━━━━━ Record extracts

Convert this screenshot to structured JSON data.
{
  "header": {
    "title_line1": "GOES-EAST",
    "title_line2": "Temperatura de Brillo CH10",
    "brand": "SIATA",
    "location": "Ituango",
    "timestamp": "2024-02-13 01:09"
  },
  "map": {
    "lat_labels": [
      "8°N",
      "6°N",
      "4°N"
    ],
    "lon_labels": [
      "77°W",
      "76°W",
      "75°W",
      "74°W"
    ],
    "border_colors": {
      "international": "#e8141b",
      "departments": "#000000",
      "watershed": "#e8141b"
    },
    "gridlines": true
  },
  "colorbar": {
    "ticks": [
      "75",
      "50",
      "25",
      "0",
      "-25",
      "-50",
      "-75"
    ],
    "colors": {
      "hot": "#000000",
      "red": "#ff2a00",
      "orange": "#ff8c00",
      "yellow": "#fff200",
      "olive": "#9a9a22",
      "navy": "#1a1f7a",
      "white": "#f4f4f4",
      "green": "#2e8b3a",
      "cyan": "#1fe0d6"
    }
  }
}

━━━━━━━━━━

Stated goal: Return the entries in full, keeping every line exactly as it is.

Written response:
Convert this screenshot to structured JSON data.
{
  "header": {
    "title_line1": "GOES-EAST",
    "title_line2": "Temperatura de Brillo CH10",
    "brand": "SIATA",
    "location": "Ituango",
    "timestamp": "2024-02-13 01:09"
  },
  "map": {
    "lat_labels": [
      "8°N",
      "6°N",
      "4°N"
    ],
    "lon_labels": [
      "77°W",
      "76°W",
      "75°W",
      "74°W"
    ],
    "border_colors": {
      "international": "#e8141b",
      "departments": "#000000",
      "watershed": "#e8141b"
    },
    "gridlines": true
  },
  "colorbar": {
    "ticks": [
      "75",
      "50",
      "25",
      "0",
      "-25",
      "-50",
      "-75"
    ],
    "colors": {
      "hot": "#000000",
      "red": "#ff2a00",
      "orange": "#ff8c00",
      "yellow": "#fff200",
      "olive": "#9a9a22",
      "navy": "#1a1f7a",
      "white": "#f4f4f4",
      "green": "#2e8b3a",
      "cyan": "#1fe0d6"
    }
  }
}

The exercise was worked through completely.